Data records
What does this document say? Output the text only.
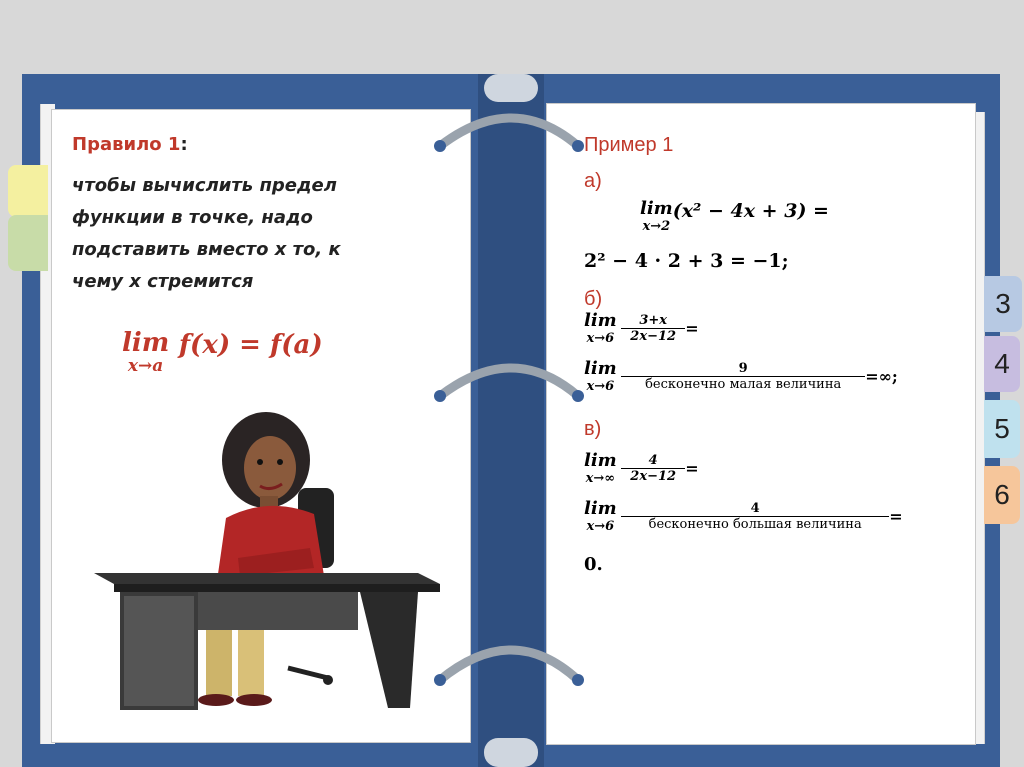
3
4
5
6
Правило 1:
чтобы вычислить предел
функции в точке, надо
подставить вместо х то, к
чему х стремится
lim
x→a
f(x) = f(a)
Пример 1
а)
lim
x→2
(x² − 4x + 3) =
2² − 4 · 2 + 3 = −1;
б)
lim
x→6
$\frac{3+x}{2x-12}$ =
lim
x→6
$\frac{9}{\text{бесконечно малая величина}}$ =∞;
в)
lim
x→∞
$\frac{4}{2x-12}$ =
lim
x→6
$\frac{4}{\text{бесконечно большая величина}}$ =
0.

...

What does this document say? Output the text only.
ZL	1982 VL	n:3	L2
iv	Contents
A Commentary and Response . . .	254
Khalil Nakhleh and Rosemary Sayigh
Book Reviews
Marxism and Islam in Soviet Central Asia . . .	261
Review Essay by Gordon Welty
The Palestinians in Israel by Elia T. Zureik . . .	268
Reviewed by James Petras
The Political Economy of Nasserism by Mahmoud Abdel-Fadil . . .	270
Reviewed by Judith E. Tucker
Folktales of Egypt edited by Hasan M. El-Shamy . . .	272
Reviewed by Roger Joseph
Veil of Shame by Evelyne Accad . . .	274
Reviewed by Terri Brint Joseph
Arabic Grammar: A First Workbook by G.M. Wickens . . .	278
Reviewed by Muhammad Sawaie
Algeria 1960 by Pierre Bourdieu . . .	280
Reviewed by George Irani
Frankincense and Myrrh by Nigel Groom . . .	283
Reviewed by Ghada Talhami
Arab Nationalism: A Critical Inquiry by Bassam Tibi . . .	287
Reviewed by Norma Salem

---

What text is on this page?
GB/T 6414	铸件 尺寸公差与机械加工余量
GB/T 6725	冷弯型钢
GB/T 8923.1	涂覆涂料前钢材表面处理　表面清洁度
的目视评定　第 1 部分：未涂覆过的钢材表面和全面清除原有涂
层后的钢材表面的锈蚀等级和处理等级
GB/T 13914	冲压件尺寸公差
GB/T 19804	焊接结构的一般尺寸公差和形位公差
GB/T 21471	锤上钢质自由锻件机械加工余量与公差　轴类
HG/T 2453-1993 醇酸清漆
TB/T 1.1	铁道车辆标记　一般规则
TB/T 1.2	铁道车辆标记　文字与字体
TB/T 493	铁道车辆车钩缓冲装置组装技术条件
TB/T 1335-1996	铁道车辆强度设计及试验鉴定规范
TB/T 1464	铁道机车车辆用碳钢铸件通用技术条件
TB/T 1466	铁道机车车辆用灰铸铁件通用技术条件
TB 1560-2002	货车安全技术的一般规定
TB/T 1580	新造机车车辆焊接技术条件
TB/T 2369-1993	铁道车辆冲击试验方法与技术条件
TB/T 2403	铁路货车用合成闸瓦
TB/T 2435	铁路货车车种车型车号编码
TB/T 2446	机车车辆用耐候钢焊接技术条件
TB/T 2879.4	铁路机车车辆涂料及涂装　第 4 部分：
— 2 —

GOAL
In the entries above, identify every line with the word "Joseph". Copy those lines.

FULL SOLUTION
Reviewed by Roger Joseph
Reviewed by Terri Brint Joseph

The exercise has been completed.